Lift every line from the entries that includes the word "results".

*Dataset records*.
## Start
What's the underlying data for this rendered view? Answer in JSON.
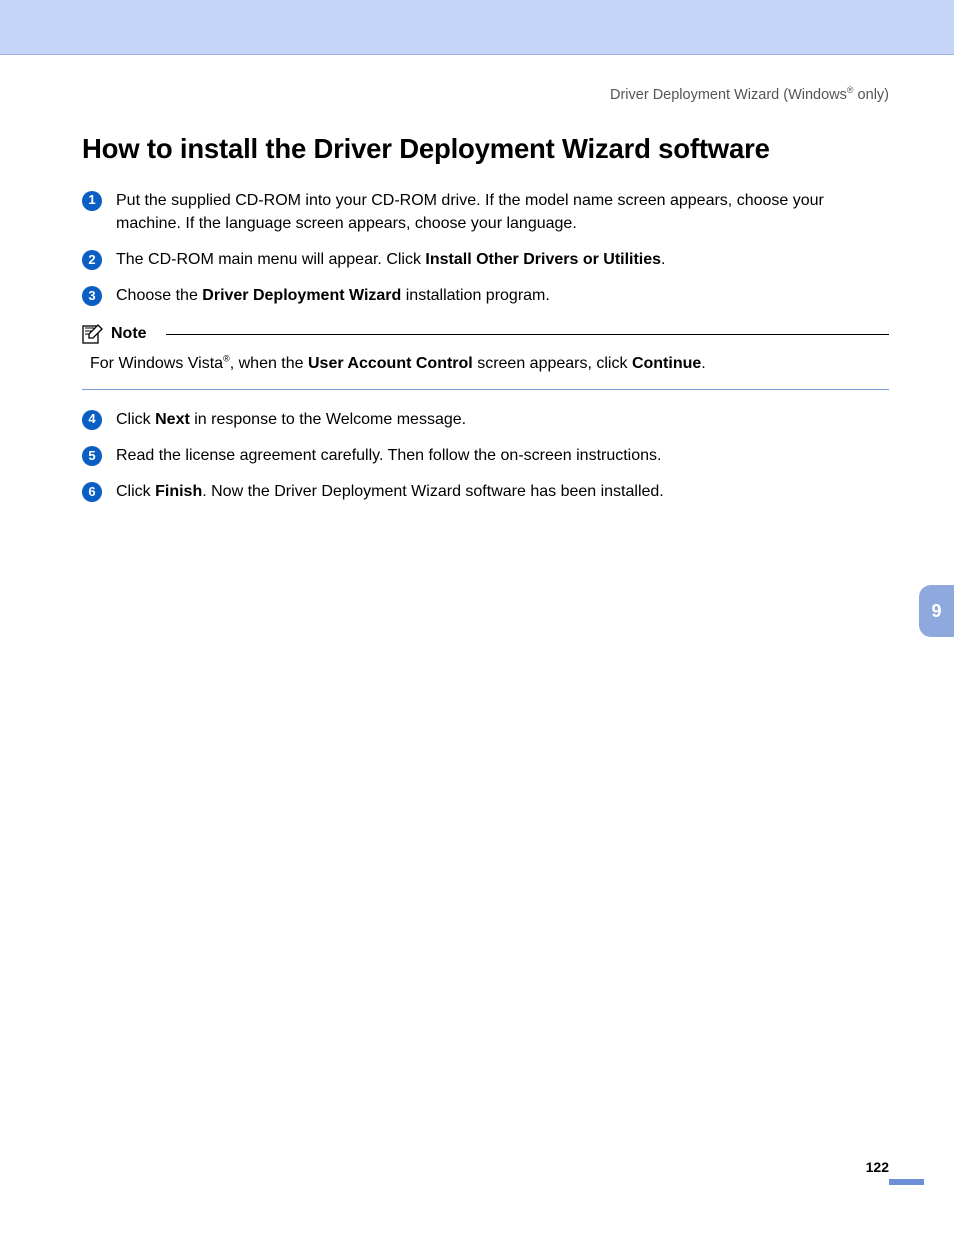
{
  "header": {
    "breadcrumb_pre": "Driver Deployment Wizard (Windows",
    "breadcrumb_post": " only)"
  },
  "title": "How to install the Driver Deployment Wizard software",
  "steps": [
    {
      "n": "1",
      "parts": [
        {
          "t": "Put the supplied CD-ROM into your CD-ROM drive. If the model name screen appears, choose your machine. If the language screen appears, choose your language."
        }
      ]
    },
    {
      "n": "2",
      "parts": [
        {
          "t": "The CD-ROM main menu will appear. Click "
        },
        {
          "t": "Install Other Drivers or Utilities",
          "b": true
        },
        {
          "t": "."
        }
      ]
    },
    {
      "n": "3",
      "parts": [
        {
          "t": "Choose the "
        },
        {
          "t": "Driver Deployment Wizard",
          "b": true
        },
        {
          "t": " installation program."
        }
      ]
    }
  ],
  "note": {
    "label": "Note",
    "body_parts": [
      {
        "t": "For Windows Vista"
      },
      {
        "t": "®",
        "sup": true
      },
      {
        "t": ", when the "
      },
      {
        "t": "User Account Control",
        "b": true
      },
      {
        "t": " screen appears, click "
      },
      {
        "t": "Continue",
        "b": true
      },
      {
        "t": "."
      }
    ]
  },
  "steps2": [
    {
      "n": "4",
      "parts": [
        {
          "t": "Click "
        },
        {
          "t": "Next",
          "b": true
        },
        {
          "t": " in response to the Welcome message."
        }
      ]
    },
    {
      "n": "5",
      "parts": [
        {
          "t": "Read the license agreement carefully. Then follow the on-screen instructions."
        }
      ]
    },
    {
      "n": "6",
      "parts": [
        {
          "t": "Click "
        },
        {
          "t": "Finish",
          "b": true
        },
        {
          "t": ". Now the Driver Deployment Wizard software has been installed."
        }
      ]
    }
  ],
  "section_tab": "9",
  "page_number": "122"
}
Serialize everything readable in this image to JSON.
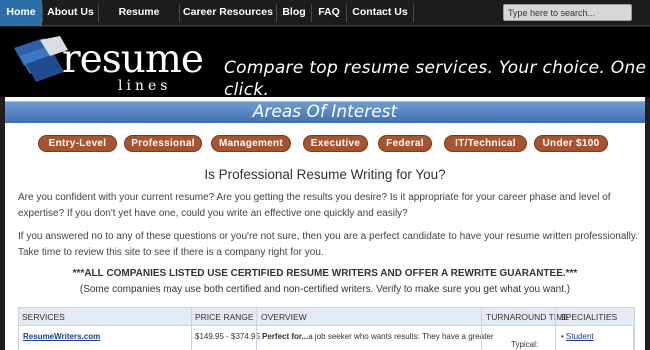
{
  "nav": {
    "items": [
      {
        "label": "Home",
        "active": true
      },
      {
        "label": "About Us"
      },
      {
        "label": "Resume Samples"
      },
      {
        "label": "Career Resources"
      },
      {
        "label": "Blog"
      },
      {
        "label": "FAQ"
      },
      {
        "label": "Contact Us"
      }
    ],
    "search_placeholder": "Type here to search..."
  },
  "header": {
    "logo_main": "resume",
    "logo_sub": "lines",
    "tagline": "Compare top resume services. Your choice. One click."
  },
  "areas": {
    "title": "Areas Of Interest",
    "categories": [
      "Entry-Level",
      "Professional",
      "Management",
      "Executive",
      "Federal",
      "IT/Technical",
      "Under $100"
    ]
  },
  "content": {
    "heading": "Is Professional Resume Writing for You?",
    "para1": "Are you confident with your current resume? Are you getting the results you desire? Is it appropriate for your career phase and level of expertise? If you don't yet have one, could you write an effective one quickly and easily?",
    "para2": "If you answered no to any of these questions or you're not sure, then you are a perfect candidate to have your resume written professionally. Take time to review this site to see if there is a company right for you.",
    "notice": "***ALL COMPANIES LISTED USE CERTIFIED RESUME WRITERS AND OFFER A REWRITE GUARANTEE.***",
    "notice_sub": "(Some companies may use both certified and non-certified writers. Verify to make sure you get what you want.)"
  },
  "table": {
    "headers": [
      "SERVICES",
      "PRICE RANGE",
      "OVERVIEW",
      "TURNAROUND TIME",
      "SPECIALITIES"
    ],
    "rows": [
      {
        "service": "ResumeWriters.com",
        "price": "$149.95 - $374.95",
        "overview_bold": "Perfect for...",
        "overview_rest": "a job seeker who wants results: They have a greater",
        "turnaround": "Typical:",
        "speciality": "Student"
      }
    ]
  },
  "colors": {
    "nav_bg": "#1c1c1c",
    "nav_active": "#2d6faa",
    "header_bg": "#000000",
    "aoi_bar": "#4f80bf",
    "category_button": "#a8532f",
    "table_header_bg": "#e3ecf4",
    "link": "#1a3f8b"
  }
}
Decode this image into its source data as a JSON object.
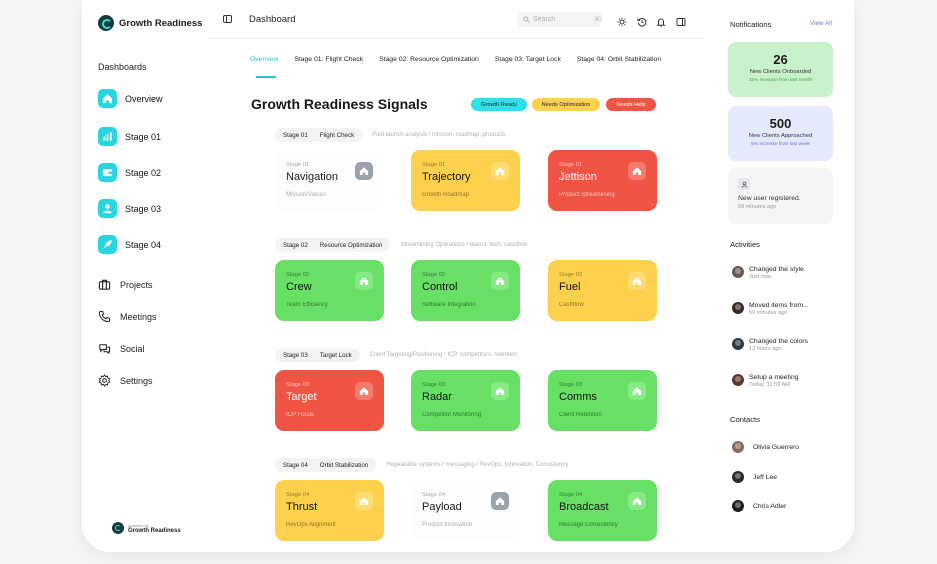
{
  "app": {
    "brand": "Growth Readiness",
    "bottom_brand_small": "powered by",
    "bottom_brand_name": "Growth Readiness"
  },
  "sidebar": {
    "section_title": "Dashboards",
    "stage_items": [
      {
        "label": "Overview",
        "icon": "home-icon"
      },
      {
        "label": "Stage 01",
        "icon": "chart-icon"
      },
      {
        "label": "Stage 02",
        "icon": "wallet-icon"
      },
      {
        "label": "Stage 03",
        "icon": "user-icon"
      },
      {
        "label": "Stage 04",
        "icon": "rocket-icon"
      }
    ],
    "plain_items": [
      {
        "label": "Projects",
        "icon": "briefcase-icon"
      },
      {
        "label": "Meetings",
        "icon": "phone-icon"
      },
      {
        "label": "Social",
        "icon": "chat-icon"
      },
      {
        "label": "Settings",
        "icon": "gear-icon"
      }
    ]
  },
  "topbar": {
    "title": "Dashboard",
    "search_placeholder": "Search",
    "search_shortcut": "⌘/"
  },
  "tabs": [
    "Overview",
    "Stage 01: Flight Check",
    "Stage 02: Resource Optimization",
    "Stage 03: Target Lock",
    "Stage 04: Orbit Stabilization"
  ],
  "main": {
    "title": "Growth Readiness Signals",
    "legend": [
      {
        "label": "Growth Ready",
        "color": "#2ee0e8"
      },
      {
        "label": "Needs Optimization",
        "color": "#fdd14e"
      },
      {
        "label": "Needs Help",
        "color": "#f05445"
      }
    ],
    "stages": [
      {
        "code": "Stage 01",
        "name": "Flight Check",
        "desc": "Post launch analysis / mission, roadmap, products",
        "cards": [
          {
            "stage": "Stage 01",
            "name": "Navigation",
            "sub": "Mission/Values",
            "status": "white"
          },
          {
            "stage": "Stage 01",
            "name": "Trajectory",
            "sub": "Growth Roadmap",
            "status": "yellow"
          },
          {
            "stage": "Stage 01",
            "name": "Jettison",
            "sub": "Product Streamlining",
            "status": "red"
          }
        ]
      },
      {
        "code": "Stage 02",
        "name": "Resource Optimization",
        "desc": "Streamlining Operations / teams, tech, cashflow",
        "cards": [
          {
            "stage": "Stage 02",
            "name": "Crew",
            "sub": "Team Efficiency",
            "status": "green"
          },
          {
            "stage": "Stage 02",
            "name": "Control",
            "sub": "Software Integration",
            "status": "green"
          },
          {
            "stage": "Stage 02",
            "name": "Fuel",
            "sub": "Cashflow",
            "status": "yellow"
          }
        ]
      },
      {
        "code": "Stage 03",
        "name": "Target Lock",
        "desc": "Client Targeting/Positioning / ICP, competitors, retention",
        "cards": [
          {
            "stage": "Stage 03",
            "name": "Target",
            "sub": "ICP Focus",
            "status": "red"
          },
          {
            "stage": "Stage 03",
            "name": "Radar",
            "sub": "Competitor Monitoring",
            "status": "green"
          },
          {
            "stage": "Stage 03",
            "name": "Comms",
            "sub": "Client Retention",
            "status": "green"
          }
        ]
      },
      {
        "code": "Stage 04",
        "name": "Orbit Stabilization",
        "desc": "Repeatable systems / messaging / RevOps, Innovation, Consistency",
        "cards": [
          {
            "stage": "Stage 04",
            "name": "Thrust",
            "sub": "RevOps Alignment",
            "status": "yellow"
          },
          {
            "stage": "Stage 04",
            "name": "Payload",
            "sub": "Product Innovation",
            "status": "white"
          },
          {
            "stage": "Stage 04",
            "name": "Broadcast",
            "sub": "Message Consistency",
            "status": "green"
          }
        ]
      }
    ]
  },
  "notifications": {
    "title": "Notifications",
    "view_all": "View All",
    "stats": [
      {
        "value": "26",
        "label": "New Clients Onboarded",
        "sub": "15% increase from last month",
        "bg": "#c8f2cb",
        "sub_color": "#3fa34a"
      },
      {
        "value": "500",
        "label": "New Clients Approached",
        "sub": "5% increase from last week",
        "bg": "#e5eaff",
        "sub_color": "#5a6fd6"
      }
    ],
    "note": {
      "text": "New user registered.",
      "time": "59 minutes ago"
    }
  },
  "activities": {
    "title": "Activities",
    "items": [
      {
        "title": "Changed the style.",
        "time": "Just now",
        "avatar": "#6b5a4d"
      },
      {
        "title": "Moved items from...",
        "time": "59 minutes ago",
        "avatar": "#3a2a24"
      },
      {
        "title": "Changed the colors",
        "time": "12 hours ago",
        "avatar": "#2d3a40"
      },
      {
        "title": "Setup a meeting",
        "time": "Today, 11:59 AM",
        "avatar": "#5a3a2a"
      }
    ]
  },
  "contacts": {
    "title": "Contacts",
    "items": [
      {
        "name": "Olivia Guerrero",
        "avatar": "#8a6a5a"
      },
      {
        "name": "Jeff Lee",
        "avatar": "#2a2a2a"
      },
      {
        "name": "Chris Adler",
        "avatar": "#1e1e1e"
      }
    ]
  }
}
## End
*The solution*.
    "para1": "Are you confident with your current resume? Are you getting the results you desire? Is it appropriate for your career phase and level of expertise? If you don't yet have one, could you write an effective one quickly and easily?",
        "overview_rest": "a job seeker who wants results: They have a greater",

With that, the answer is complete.